What is being asked ▸ Pick out every line of the entries below where "this" occurs, and copy those lines.

━━━━━ Listed records

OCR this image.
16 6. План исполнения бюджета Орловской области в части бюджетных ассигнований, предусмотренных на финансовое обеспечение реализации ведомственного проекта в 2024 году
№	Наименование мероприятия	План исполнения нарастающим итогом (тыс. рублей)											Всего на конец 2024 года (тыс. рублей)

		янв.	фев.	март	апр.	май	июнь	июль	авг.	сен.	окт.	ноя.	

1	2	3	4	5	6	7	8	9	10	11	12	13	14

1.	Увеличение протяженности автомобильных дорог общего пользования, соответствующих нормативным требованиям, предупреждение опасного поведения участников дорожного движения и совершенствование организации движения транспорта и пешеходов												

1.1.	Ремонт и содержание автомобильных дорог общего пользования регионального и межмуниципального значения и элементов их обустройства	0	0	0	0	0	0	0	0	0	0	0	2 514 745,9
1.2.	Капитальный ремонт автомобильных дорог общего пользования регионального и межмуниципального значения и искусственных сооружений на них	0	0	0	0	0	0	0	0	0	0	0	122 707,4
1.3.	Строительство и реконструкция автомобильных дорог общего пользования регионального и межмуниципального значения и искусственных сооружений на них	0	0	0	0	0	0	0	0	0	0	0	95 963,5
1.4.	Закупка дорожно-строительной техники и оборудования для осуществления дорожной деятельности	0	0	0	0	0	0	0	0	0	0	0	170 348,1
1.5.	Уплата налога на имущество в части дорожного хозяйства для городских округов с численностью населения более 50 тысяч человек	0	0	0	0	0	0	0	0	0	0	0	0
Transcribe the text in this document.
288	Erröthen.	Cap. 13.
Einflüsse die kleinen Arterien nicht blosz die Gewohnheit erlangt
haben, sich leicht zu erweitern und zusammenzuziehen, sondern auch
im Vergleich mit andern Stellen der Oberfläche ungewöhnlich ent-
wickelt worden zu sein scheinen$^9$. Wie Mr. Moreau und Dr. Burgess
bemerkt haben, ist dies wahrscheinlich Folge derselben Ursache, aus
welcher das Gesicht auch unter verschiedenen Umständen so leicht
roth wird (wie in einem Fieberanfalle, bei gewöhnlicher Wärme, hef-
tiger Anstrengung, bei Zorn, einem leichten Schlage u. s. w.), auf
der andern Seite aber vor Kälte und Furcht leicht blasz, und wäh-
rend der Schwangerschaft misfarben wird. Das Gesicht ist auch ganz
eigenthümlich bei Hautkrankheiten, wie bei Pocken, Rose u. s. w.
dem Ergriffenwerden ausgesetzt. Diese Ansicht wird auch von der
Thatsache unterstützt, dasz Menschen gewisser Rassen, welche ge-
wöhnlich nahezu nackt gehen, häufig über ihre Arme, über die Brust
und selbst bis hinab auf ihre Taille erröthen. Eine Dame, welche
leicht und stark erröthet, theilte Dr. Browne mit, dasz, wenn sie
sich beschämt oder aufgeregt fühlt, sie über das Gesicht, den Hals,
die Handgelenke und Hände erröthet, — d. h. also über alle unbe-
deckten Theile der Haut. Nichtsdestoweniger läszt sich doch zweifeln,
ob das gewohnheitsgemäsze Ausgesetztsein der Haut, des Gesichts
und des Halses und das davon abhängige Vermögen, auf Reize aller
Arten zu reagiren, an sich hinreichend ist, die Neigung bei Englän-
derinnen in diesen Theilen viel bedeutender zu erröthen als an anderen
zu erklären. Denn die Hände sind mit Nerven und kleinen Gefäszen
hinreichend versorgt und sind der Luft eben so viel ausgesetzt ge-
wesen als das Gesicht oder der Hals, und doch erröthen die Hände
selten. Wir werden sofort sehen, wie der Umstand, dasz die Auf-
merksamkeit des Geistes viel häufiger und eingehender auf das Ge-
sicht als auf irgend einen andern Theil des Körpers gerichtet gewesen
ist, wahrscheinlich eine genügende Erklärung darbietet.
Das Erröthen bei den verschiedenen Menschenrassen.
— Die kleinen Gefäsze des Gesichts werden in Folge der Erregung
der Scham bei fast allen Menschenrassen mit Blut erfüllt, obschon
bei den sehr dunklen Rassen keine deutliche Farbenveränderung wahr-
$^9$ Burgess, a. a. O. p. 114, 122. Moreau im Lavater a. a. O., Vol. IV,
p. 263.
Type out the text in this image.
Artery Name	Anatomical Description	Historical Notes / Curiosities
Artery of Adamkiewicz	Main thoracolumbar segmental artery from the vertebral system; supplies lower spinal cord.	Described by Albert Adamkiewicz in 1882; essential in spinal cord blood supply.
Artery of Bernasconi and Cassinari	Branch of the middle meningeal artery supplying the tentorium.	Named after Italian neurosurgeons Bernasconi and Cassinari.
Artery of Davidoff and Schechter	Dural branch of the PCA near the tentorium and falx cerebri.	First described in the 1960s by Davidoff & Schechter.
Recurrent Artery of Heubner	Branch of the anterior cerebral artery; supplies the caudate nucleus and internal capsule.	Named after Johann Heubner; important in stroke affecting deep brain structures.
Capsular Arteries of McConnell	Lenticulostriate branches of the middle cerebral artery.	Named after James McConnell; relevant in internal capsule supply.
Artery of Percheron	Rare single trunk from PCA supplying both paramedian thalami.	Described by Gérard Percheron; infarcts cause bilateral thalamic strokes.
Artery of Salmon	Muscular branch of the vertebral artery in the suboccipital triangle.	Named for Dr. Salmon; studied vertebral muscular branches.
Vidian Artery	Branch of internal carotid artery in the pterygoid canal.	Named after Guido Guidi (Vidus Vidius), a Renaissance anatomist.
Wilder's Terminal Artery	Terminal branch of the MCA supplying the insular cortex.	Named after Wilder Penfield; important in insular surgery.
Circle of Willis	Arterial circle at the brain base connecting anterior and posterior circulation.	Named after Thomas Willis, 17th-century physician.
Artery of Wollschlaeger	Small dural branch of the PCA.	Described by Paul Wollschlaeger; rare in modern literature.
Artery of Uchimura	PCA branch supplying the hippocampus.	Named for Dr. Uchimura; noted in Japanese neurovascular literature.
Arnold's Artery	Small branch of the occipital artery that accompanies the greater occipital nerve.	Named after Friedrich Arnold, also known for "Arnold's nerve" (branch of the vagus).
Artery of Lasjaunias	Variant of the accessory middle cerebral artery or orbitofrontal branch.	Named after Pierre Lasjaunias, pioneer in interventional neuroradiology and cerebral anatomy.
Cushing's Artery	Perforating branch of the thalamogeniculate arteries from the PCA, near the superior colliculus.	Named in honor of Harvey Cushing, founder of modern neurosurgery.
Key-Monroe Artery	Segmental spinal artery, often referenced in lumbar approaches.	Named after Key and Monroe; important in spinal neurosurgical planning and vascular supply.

━━━━━━━━━━

Response ▸
OCR this image.
Transcribe the text in this document.
Type out the text in this image.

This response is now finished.